# ЗАДАНИЯ И УПРАЖНЕНИЯ:
• a. Сколько дней, по преданию из отрывка, душа ходит по местам, где ее любили?
• b. Назовите в отрывке «духовник» иначе, словом «священник». Перепишите часть текста: начните с места, где стоят слова «Особенно тяжело казалось, что», и остановитесь после слов «смотрит на меня.».

# ОТРЫВОК ИЗ ТЕКСТА:
*-*-*
Особенно тяжело казалось, что я остался один, без него, когда приближалась моя самостоятельная жизнь. Но потом я сказал себе, что лишение видеть его живым смягчено тем, что сам он постоянно может видеть меня, и я могу призывать его. И, когда я лежал в постели, вглядываясь в полусумрак комнаты, я подумал, что он ночью придет сюда и взглянет на меня. Я знал предание, что душа ходит 40 дней по тем местам, где ее любили, и мне казалось, что потому он может зайти ко мне.

На рождественском посту я говел и должен был приобщиться в праздник Введения.

В ночь на него мне снилось, что я стою пред царскими вратами, и мой духовник держит Чашу, а в алтаре, близ Престола, в блестящей золотой шапке, весь сияющий светом – о. Амвросий смотрит на меня.
*-*-*
# ПРИВЕДЁННЫЕ СТРОКИ:
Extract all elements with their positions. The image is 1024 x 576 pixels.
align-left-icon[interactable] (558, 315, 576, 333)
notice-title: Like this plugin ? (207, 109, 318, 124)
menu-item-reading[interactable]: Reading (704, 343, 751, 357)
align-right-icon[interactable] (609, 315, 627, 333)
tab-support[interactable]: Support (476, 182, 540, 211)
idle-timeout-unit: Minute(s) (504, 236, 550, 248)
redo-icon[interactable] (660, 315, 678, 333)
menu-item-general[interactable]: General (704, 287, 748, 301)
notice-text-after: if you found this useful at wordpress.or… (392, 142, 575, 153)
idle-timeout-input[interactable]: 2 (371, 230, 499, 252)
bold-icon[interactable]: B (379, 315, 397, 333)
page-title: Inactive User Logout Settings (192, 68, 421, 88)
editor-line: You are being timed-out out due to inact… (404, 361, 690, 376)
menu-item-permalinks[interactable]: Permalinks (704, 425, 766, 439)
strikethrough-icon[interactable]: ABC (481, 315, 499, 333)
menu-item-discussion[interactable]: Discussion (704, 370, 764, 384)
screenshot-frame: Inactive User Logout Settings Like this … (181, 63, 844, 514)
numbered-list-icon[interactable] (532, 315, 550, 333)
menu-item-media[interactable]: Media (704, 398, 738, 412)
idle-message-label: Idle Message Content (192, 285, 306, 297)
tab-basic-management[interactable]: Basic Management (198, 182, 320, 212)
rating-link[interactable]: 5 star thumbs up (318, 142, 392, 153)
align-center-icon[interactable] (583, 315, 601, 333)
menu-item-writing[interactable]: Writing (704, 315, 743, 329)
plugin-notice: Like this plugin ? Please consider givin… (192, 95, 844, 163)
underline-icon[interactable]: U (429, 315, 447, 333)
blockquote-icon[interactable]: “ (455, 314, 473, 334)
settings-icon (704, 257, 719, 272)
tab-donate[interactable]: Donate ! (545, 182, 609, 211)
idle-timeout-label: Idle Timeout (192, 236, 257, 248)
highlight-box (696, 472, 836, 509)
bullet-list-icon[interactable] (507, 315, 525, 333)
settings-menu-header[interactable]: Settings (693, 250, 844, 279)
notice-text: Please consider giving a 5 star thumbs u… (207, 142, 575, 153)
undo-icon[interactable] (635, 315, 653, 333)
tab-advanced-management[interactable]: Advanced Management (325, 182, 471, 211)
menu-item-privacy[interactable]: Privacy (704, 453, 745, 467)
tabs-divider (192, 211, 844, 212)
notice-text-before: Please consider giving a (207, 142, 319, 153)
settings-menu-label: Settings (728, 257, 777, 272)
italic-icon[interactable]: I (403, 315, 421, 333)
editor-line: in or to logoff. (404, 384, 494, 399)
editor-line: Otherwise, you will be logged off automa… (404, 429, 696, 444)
*-*-*
# ОТВЕТЫ К ЗАДАНИЯМ:
• a. 40 дней.

• b.
Особенно тяжело казалось, что я остался один, без него, когда приближалась моя самостоятельная жизнь. Но потом я сказал себе, что лишение видеть его живым смягчено тем, что сам он постоянно может видеть меня, и я могу призывать его. И, когда я лежал в постели, вглядываясь в полусумрак комнаты, я подумал, что он ночью придет сюда и взглянет на меня. Я знал предание, что душа ходит 40 дней по тем местам, где ее любили, и мне казалось, что потому он может зайти ко мне.

На рождественском посту я говел и должен был приобщиться в праздник Введения.

В ночь на него мне снилось, что я стою пред царскими вратами, и мой священник держит Чашу, а в алтаре, близ Престола, в блестящей золотой шапке, весь сияющий светом – о. Амвросий смотрит на меня.